◆ **INPUT MATERIAL**:
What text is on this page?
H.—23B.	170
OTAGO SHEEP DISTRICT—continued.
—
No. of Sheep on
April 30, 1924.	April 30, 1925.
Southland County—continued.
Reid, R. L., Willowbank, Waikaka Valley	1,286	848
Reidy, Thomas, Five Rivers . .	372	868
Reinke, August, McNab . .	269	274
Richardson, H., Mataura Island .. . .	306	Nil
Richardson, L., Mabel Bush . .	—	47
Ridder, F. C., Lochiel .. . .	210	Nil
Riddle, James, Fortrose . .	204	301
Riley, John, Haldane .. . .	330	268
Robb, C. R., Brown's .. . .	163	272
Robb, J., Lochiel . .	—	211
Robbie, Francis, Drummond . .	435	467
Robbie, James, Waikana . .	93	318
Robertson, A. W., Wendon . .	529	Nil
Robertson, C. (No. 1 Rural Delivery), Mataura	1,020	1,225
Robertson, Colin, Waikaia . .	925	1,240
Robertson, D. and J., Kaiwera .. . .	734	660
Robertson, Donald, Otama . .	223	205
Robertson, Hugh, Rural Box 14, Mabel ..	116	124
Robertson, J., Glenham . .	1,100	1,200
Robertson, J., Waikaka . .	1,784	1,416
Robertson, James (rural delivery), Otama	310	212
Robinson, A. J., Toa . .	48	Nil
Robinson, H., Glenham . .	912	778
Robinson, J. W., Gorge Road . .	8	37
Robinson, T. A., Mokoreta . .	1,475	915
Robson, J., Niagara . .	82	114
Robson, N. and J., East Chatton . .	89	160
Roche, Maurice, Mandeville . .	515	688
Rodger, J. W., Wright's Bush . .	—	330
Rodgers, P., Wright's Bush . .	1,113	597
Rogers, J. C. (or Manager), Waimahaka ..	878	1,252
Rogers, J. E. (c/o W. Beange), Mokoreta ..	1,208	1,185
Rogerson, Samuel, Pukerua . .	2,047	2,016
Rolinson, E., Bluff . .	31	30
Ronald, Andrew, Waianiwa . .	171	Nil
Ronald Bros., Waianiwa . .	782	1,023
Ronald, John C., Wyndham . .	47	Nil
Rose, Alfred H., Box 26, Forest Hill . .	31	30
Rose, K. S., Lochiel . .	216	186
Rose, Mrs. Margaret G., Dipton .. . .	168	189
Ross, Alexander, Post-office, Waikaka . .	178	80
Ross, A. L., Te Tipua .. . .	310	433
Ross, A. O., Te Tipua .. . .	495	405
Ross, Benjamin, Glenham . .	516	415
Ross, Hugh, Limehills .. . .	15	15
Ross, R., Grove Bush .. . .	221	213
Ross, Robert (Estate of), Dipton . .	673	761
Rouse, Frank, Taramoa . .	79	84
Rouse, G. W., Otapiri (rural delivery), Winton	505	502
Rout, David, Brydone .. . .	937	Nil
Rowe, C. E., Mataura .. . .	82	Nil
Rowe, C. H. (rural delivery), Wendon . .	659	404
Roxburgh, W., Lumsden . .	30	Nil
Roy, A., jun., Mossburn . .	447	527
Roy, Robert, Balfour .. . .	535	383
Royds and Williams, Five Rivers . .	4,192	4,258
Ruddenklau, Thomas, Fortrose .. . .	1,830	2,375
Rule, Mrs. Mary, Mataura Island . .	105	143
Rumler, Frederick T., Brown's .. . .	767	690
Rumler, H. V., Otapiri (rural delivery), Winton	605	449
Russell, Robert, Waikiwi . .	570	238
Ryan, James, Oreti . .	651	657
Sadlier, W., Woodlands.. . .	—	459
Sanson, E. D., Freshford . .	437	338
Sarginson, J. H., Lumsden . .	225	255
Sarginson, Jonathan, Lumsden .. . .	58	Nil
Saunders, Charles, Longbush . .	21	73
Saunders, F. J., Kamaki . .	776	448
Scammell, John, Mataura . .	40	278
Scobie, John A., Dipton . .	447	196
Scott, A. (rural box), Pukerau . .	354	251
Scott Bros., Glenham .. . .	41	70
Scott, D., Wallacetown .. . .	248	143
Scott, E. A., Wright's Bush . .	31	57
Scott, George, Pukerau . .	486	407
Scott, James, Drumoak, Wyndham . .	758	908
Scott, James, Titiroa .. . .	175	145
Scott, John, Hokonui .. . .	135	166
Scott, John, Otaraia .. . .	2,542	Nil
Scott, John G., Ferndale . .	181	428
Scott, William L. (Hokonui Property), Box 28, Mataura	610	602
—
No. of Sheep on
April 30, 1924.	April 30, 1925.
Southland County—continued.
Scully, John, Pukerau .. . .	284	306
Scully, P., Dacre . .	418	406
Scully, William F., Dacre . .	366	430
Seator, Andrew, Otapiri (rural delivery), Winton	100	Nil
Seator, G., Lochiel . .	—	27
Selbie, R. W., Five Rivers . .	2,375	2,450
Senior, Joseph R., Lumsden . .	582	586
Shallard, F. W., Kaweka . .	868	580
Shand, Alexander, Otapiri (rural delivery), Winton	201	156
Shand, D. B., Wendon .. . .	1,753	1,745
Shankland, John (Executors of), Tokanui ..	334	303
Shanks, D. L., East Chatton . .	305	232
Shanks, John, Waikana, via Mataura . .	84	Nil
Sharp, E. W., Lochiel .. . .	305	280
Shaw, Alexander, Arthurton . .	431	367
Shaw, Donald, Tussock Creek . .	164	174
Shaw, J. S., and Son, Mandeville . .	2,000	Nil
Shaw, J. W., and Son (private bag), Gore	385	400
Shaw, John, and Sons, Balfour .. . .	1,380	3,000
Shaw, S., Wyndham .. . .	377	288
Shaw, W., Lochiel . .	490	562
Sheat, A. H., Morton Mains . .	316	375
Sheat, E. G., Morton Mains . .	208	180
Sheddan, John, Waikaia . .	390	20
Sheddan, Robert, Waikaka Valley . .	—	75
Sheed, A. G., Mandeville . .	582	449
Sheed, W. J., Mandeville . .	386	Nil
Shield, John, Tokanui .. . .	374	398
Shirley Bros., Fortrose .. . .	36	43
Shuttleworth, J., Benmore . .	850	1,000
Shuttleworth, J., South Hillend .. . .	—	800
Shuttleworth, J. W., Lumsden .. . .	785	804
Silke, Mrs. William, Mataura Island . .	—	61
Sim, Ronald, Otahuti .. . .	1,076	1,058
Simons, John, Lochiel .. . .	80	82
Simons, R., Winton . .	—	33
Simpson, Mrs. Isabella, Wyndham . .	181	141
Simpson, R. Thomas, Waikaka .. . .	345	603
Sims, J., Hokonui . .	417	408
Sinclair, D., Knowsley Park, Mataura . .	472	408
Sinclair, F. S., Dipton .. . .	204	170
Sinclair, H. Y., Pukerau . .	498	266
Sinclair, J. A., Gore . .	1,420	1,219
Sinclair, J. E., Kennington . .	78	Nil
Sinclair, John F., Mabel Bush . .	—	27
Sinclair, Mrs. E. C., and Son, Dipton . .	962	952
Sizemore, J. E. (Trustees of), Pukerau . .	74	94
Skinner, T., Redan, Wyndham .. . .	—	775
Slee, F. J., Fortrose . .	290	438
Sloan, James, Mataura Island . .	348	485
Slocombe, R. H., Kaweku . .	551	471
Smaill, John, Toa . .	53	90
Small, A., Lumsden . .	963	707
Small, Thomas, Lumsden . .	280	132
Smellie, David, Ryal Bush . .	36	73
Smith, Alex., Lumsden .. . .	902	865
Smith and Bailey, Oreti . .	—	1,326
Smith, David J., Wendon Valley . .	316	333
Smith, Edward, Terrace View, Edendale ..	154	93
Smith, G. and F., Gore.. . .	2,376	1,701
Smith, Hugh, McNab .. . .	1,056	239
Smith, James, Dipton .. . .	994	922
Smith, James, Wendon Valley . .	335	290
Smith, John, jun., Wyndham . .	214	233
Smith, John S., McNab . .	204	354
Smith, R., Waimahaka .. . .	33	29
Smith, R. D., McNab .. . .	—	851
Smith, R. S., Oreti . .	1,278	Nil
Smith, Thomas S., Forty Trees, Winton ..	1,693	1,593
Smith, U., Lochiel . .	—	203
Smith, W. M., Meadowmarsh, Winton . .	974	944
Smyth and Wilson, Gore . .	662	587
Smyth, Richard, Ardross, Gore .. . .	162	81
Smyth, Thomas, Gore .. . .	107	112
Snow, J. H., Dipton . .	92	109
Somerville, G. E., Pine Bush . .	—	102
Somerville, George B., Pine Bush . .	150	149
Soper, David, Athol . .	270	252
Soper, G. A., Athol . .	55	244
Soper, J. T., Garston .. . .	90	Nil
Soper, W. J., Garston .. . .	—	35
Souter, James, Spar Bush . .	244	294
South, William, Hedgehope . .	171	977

◆ **GIVEN INSTRUCTION**:
Using the records above, find and show each line with the string "Pine".

◆ **THE OUTPUT**:
Somerville, G. E., Pine Bush . .	—	102
Somerville, George B., Pine Bush . .	150	149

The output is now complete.